## Start

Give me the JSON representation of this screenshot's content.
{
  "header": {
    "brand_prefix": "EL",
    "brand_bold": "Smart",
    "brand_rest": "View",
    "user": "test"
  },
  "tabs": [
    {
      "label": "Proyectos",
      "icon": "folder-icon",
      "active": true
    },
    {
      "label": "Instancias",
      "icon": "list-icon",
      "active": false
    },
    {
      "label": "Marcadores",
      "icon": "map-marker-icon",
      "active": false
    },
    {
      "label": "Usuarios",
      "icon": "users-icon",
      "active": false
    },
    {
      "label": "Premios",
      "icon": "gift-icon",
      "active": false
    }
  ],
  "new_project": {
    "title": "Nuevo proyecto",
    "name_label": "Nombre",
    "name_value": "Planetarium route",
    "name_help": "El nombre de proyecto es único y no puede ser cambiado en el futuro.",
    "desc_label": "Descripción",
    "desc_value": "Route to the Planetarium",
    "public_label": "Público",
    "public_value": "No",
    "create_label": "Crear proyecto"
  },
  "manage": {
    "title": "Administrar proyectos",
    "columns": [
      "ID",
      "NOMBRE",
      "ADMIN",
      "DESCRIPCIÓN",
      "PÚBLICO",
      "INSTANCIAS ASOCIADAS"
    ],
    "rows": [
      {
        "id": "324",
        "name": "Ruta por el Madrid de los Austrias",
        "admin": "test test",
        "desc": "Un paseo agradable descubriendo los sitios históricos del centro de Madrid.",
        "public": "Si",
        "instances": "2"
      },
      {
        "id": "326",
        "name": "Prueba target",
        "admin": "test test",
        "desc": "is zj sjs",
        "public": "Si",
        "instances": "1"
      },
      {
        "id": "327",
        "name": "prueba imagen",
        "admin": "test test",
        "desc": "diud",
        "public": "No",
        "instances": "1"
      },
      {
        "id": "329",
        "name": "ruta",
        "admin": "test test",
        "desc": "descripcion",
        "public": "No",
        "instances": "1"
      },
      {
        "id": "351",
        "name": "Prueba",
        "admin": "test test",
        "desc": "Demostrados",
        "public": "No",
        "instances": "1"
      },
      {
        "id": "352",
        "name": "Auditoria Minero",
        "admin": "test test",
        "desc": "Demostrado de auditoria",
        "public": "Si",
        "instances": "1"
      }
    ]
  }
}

## End

▶ _Exercise aim_:
Word for word, write out the data.

▶ _Answer for the task_:
Give me the JSON representation of this screenshot's content.
{
  "header": {
    "brand_prefix": "EL",
    "brand_bold": "Smart",
    "brand_rest": "View",
    "user": "test"
  },
  "tabs": [
    {
      "label": "Proyectos",
      "icon": "folder-icon",
      "active": true
    },
    {
      "label": "Instancias",
      "icon": "list-icon",
      "active": false
    },
    {
      "label": "Marcadores",
      "icon": "map-marker-icon",
      "active": false
    },
    {
      "label": "Usuarios",
      "icon": "users-icon",
      "active": false
    },
    {
      "label": "Premios",
      "icon": "gift-icon",
      "active": false
    }
  ],
  "new_project": {
    "title": "Nuevo proyecto",
    "name_label": "Nombre",
    "name_value": "Planetarium route",
    "name_help": "El nombre de proyecto es único y no puede ser cambiado en el futuro.",
    "desc_label": "Descripción",
    "desc_value": "Route to the Planetarium",
    "public_label": "Público",
    "public_value": "No",
    "create_label": "Crear proyecto"
  },
  "manage": {
    "title": "Administrar proyectos",
    "columns": [
      "ID",
      "NOMBRE",
      "ADMIN",
      "DESCRIPCIÓN",
      "PÚBLICO",
      "INSTANCIAS ASOCIADAS"
    ],
    "rows": [
      {
        "id": "324",
        "name": "Ruta por el Madrid de los Austrias",
        "admin": "test test",
        "desc": "Un paseo agradable descubriendo los sitios históricos del centro de Madrid.",
        "public": "Si",
        "instances": "2"
      },
      {
        "id": "326",
        "name": "Prueba target",
        "admin": "test test",
        "desc": "is zj sjs",
        "public": "Si",
        "instances": "1"
      },
      {
        "id": "327",
        "name": "prueba imagen",
        "admin": "test test",
        "desc": "diud",
        "public": "No",
        "instances": "1"
      },
      {
        "id": "329",
        "name": "ruta",
        "admin": "test test",
        "desc": "descripcion",
        "public": "No",
        "instances": "1"
      },
      {
        "id": "351",
        "name": "Prueba",
        "admin": "test test",
        "desc": "Demostrados",
        "public": "No",
        "instances": "1"
      },
      {
        "id": "352",
        "name": "Auditoria Minero",
        "admin": "test test",
        "desc": "Demostrado de auditoria",
        "public": "Si",
        "instances": "1"
      }
    ]
  }
}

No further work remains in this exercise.